(Stored data)

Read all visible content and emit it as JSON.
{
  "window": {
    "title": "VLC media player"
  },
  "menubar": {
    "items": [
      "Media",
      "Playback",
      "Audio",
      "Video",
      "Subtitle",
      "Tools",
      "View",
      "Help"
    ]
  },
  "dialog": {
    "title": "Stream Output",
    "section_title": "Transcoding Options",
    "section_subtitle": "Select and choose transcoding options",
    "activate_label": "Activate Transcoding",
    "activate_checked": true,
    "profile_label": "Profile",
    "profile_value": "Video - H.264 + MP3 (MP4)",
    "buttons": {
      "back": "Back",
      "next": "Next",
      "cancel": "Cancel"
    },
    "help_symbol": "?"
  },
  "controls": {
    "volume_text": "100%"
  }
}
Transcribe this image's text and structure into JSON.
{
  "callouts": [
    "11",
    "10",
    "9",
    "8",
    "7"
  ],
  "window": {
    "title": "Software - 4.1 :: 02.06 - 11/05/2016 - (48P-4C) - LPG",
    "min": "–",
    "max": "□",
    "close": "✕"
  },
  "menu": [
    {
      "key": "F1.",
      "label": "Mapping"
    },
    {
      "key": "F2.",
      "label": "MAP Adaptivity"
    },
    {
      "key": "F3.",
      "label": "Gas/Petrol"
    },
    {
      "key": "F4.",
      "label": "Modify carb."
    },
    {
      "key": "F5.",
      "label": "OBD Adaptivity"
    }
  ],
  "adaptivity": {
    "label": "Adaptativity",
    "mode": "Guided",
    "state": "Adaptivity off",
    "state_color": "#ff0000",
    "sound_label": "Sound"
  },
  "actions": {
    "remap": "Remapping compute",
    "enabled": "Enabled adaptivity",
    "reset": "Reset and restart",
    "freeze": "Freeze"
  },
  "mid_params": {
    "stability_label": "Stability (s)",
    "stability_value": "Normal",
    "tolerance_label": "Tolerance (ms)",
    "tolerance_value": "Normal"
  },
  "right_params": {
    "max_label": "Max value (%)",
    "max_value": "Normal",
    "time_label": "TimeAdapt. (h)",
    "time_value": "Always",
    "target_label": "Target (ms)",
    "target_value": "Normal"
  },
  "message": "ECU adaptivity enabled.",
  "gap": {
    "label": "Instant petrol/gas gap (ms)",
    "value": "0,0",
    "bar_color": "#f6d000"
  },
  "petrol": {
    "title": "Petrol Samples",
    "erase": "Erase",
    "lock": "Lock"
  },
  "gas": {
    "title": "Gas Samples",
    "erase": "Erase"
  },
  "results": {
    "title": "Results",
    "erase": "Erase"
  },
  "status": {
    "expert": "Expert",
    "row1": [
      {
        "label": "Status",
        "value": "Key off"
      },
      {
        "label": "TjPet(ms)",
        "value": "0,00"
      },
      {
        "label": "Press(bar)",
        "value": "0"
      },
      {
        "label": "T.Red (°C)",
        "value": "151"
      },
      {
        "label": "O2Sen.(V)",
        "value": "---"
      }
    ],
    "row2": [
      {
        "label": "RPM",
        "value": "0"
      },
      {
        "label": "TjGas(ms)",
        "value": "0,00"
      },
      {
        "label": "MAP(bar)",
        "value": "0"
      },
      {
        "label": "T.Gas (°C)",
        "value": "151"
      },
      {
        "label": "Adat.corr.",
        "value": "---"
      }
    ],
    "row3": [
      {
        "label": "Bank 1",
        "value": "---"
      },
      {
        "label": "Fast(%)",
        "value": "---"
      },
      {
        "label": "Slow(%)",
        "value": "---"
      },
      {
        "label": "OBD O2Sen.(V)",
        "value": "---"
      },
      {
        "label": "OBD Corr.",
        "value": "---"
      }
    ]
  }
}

What the task requires: Quote each line of the listing above exactly.

Written response:
Read all visible content and emit it as JSON.
{
  "window": {
    "title": "VLC media player"
  },
  "menubar": {
    "items": [
      "Media",
      "Playback",
      "Audio",
      "Video",
      "Subtitle",
      "Tools",
      "View",
      "Help"
    ]
  },
  "dialog": {
    "title": "Stream Output",
    "section_title": "Transcoding Options",
    "section_subtitle": "Select and choose transcoding options",
    "activate_label": "Activate Transcoding",
    "activate_checked": true,
    "profile_label": "Profile",
    "profile_value": "Video - H.264 + MP3 (MP4)",
    "buttons": {
      "back": "Back",
      "next": "Next",
      "cancel": "Cancel"
    },
    "help_symbol": "?"
  },
  "controls": {
    "volume_text": "100%"
  }
}
Transcribe this image's text and structure into JSON.
{
  "callouts": [
    "11",
    "10",
    "9",
    "8",
    "7"
  ],
  "window": {
    "title": "Software - 4.1 :: 02.06 - 11/05/2016 - (48P-4C) - LPG",
    "min": "–",
    "max": "□",
    "close": "✕"
  },
  "menu": [
    {
      "key": "F1.",
      "label": "Mapping"
    },
    {
      "key": "F2.",
      "label": "MAP Adaptivity"
    },
    {
      "key": "F3.",
      "label": "Gas/Petrol"
    },
    {
      "key": "F4.",
      "label": "Modify carb."
    },
    {
      "key": "F5.",
      "label": "OBD Adaptivity"
    }
  ],
  "adaptivity": {
    "label": "Adaptativity",
    "mode": "Guided",
    "state": "Adaptivity off",
    "state_color": "#ff0000",
    "sound_label": "Sound"
  },
  "actions": {
    "remap": "Remapping compute",
    "enabled": "Enabled adaptivity",
    "reset": "Reset and restart",
    "freeze": "Freeze"
  },
  "mid_params": {
    "stability_label": "Stability (s)",
    "stability_value": "Normal",
    "tolerance_label": "Tolerance (ms)",
    "tolerance_value": "Normal"
  },
  "right_params": {
    "max_label": "Max value (%)",
    "max_value": "Normal",
    "time_label": "TimeAdapt. (h)",
    "time_value": "Always",
    "target_label": "Target (ms)",
    "target_value": "Normal"
  },
  "message": "ECU adaptivity enabled.",
  "gap": {
    "label": "Instant petrol/gas gap (ms)",
    "value": "0,0",
    "bar_color": "#f6d000"
  },
  "petrol": {
    "title": "Petrol Samples",
    "erase": "Erase",
    "lock": "Lock"
  },
  "gas": {
    "title": "Gas Samples",
    "erase": "Erase"
  },
  "results": {
    "title": "Results",
    "erase": "Erase"
  },
  "status": {
    "expert": "Expert",
    "row1": [
      {
        "label": "Status",
        "value": "Key off"
      },
      {
        "label": "TjPet(ms)",
        "value": "0,00"
      },
      {
        "label": "Press(bar)",
        "value": "0"
      },
      {
        "label": "T.Red (°C)",
        "value": "151"
      },
      {
        "label": "O2Sen.(V)",
        "value": "---"
      }
    ],
    "row2": [
      {
        "label": "RPM",
        "value": "0"
      },
      {
        "label": "TjGas(ms)",
        "value": "0,00"
      },
      {
        "label": "MAP(bar)",
        "value": "0"
      },
      {
        "label": "T.Gas (°C)",
        "value": "151"
      },
      {
        "label": "Adat.corr.",
        "value": "---"
      }
    ],
    "row3": [
      {
        "label": "Bank 1",
        "value": "---"
      },
      {
        "label": "Fast(%)",
        "value": "---"
      },
      {
        "label": "Slow(%)",
        "value": "---"
      },
      {
        "label": "OBD O2Sen.(V)",
        "value": "---"
      },
      {
        "label": "OBD Corr.",
        "value": "---"
      }
    ]
  }
}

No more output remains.